Extract every line below that contains the word "content".

# # # # # # #

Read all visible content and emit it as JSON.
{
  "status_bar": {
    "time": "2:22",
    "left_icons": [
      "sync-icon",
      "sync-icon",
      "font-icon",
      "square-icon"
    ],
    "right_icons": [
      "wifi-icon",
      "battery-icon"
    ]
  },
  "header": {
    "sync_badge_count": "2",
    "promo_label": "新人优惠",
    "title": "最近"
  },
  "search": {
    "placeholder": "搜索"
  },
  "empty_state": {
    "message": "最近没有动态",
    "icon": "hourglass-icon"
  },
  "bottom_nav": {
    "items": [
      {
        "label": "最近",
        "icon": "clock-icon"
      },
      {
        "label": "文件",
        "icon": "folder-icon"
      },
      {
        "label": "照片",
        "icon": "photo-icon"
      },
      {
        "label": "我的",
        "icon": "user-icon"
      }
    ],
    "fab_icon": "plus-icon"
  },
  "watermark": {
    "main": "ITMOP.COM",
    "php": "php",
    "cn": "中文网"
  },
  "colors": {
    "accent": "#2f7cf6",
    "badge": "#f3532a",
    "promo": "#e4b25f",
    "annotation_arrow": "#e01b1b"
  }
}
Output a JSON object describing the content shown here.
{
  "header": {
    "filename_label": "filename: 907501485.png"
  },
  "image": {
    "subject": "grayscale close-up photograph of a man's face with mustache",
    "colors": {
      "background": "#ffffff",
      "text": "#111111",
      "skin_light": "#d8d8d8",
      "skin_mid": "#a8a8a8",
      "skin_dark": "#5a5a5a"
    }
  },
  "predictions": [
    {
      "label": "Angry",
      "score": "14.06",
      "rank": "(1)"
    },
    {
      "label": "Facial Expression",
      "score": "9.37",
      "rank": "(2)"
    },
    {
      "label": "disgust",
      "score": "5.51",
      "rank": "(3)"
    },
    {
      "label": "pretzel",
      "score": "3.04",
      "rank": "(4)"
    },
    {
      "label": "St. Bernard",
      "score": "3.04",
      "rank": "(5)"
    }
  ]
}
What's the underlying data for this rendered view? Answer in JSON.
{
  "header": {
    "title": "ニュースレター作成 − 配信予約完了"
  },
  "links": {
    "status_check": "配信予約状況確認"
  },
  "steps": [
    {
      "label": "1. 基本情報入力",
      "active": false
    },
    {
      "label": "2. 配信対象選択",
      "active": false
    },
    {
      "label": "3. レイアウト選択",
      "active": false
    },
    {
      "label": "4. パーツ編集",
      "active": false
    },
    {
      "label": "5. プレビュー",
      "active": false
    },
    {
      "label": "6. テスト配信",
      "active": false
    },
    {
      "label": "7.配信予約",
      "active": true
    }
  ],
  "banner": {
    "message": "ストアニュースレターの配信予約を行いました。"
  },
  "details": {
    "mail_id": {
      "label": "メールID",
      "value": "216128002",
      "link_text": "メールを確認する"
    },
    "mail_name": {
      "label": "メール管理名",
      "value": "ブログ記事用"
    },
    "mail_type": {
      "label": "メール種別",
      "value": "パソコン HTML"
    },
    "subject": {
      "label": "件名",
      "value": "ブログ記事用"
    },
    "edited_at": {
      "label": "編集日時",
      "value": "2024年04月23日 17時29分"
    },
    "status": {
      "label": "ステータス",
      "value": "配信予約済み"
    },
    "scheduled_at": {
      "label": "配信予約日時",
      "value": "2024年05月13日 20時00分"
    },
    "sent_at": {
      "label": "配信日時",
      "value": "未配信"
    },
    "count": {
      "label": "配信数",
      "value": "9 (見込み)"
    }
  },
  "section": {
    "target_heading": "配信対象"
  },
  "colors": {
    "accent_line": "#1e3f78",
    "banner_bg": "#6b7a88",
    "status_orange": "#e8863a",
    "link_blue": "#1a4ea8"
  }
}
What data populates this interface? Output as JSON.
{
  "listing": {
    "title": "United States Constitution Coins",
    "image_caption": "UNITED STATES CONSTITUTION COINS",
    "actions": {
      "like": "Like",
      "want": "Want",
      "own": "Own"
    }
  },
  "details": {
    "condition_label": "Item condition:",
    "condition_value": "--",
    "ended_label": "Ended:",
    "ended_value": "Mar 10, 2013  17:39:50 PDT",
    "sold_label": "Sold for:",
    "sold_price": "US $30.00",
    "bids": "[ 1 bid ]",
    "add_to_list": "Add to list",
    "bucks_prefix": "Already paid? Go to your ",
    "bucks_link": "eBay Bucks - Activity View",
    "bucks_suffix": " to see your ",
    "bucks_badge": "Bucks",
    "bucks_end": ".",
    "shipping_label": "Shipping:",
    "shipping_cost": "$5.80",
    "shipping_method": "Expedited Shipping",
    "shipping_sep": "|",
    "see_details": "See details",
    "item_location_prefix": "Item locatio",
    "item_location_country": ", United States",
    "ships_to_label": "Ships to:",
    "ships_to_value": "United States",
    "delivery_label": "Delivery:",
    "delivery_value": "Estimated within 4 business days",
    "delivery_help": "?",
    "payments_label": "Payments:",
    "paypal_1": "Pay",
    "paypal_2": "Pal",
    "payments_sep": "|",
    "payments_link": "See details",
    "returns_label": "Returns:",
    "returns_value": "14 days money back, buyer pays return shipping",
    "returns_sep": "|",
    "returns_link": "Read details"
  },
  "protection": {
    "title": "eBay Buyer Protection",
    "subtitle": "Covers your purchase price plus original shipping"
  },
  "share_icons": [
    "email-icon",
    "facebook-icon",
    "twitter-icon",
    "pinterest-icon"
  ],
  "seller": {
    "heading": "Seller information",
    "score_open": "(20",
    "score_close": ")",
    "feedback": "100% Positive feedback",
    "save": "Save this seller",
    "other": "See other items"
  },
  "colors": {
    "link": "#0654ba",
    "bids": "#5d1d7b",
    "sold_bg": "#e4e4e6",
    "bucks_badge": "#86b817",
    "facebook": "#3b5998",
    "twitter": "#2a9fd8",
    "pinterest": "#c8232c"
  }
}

# # # # # # #

## EXERCISE SOLUTION
Read all visible content and emit it as JSON.
Output a JSON object describing the content shown here.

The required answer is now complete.